Find the lines with "Home" in them and copy them out.

--- DATA PROVIDED ---

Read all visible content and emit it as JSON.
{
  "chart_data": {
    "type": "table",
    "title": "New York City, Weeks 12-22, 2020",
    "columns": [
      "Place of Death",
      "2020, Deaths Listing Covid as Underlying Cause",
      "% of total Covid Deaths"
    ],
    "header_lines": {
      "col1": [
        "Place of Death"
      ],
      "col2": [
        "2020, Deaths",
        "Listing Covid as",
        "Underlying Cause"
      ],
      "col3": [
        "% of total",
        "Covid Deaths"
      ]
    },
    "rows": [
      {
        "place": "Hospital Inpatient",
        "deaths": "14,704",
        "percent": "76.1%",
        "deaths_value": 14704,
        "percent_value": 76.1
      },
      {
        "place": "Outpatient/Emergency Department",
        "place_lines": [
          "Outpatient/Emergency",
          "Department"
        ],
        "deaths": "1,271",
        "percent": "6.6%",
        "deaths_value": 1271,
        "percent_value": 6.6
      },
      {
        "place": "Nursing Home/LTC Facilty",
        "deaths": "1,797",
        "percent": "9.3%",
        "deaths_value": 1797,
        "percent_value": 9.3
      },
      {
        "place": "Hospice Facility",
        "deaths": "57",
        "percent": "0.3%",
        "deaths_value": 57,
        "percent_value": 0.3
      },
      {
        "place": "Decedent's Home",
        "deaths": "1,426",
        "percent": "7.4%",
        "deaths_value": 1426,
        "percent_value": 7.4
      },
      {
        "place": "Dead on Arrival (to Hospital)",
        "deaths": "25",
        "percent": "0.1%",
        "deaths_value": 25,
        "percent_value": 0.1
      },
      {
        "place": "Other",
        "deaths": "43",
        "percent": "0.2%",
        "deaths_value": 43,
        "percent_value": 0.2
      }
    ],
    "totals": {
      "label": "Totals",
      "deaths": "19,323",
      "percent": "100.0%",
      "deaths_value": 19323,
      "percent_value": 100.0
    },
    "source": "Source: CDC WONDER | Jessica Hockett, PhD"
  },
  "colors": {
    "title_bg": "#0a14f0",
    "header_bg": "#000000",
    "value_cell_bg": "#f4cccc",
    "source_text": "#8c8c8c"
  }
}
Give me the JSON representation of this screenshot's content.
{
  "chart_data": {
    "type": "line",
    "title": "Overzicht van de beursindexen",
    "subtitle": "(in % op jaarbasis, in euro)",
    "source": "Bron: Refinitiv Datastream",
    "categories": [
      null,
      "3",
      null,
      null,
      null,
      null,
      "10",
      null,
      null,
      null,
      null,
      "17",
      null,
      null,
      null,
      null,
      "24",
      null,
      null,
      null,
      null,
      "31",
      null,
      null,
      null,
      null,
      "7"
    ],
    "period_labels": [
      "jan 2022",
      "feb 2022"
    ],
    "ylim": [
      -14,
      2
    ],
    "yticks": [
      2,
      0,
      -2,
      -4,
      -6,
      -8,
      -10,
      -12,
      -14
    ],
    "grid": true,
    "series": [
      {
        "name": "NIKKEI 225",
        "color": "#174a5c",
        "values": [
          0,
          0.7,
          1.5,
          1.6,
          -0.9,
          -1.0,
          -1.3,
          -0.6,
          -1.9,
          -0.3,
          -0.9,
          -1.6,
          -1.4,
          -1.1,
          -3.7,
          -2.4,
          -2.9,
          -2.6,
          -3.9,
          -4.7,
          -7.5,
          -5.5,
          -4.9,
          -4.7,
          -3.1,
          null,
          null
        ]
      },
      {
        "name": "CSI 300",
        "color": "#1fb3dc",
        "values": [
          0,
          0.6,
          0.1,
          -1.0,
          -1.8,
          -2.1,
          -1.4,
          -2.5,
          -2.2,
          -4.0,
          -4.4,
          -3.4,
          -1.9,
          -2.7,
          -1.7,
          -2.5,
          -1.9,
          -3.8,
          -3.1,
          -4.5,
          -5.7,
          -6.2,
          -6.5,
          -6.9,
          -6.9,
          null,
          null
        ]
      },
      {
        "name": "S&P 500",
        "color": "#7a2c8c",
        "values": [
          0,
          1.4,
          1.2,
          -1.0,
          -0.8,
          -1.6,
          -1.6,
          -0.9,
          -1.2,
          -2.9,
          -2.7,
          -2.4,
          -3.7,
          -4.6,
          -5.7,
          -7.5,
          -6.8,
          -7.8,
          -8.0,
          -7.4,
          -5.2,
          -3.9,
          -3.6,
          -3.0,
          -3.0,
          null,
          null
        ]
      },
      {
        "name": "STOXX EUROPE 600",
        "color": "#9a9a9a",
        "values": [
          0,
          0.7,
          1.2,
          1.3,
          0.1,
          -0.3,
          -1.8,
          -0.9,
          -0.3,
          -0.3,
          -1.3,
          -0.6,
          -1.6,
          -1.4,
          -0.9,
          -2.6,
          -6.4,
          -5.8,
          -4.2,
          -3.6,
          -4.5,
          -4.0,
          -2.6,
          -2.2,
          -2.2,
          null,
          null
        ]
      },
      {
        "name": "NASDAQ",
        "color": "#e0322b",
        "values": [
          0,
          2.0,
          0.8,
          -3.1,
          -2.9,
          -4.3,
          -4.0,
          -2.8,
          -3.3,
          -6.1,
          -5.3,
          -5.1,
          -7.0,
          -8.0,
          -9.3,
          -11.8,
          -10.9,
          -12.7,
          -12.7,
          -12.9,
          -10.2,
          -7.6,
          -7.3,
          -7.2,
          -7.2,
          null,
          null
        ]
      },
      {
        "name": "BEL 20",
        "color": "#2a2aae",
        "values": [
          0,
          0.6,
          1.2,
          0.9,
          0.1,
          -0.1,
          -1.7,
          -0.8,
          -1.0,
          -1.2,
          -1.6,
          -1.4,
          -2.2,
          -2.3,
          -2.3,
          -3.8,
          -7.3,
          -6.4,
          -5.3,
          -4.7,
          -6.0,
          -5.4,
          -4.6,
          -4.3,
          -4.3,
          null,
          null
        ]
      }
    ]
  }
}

---

RESPONSE BELOW:
        "place": "Nursing Home/LTC Facilty",
        "place": "Decedent's Home",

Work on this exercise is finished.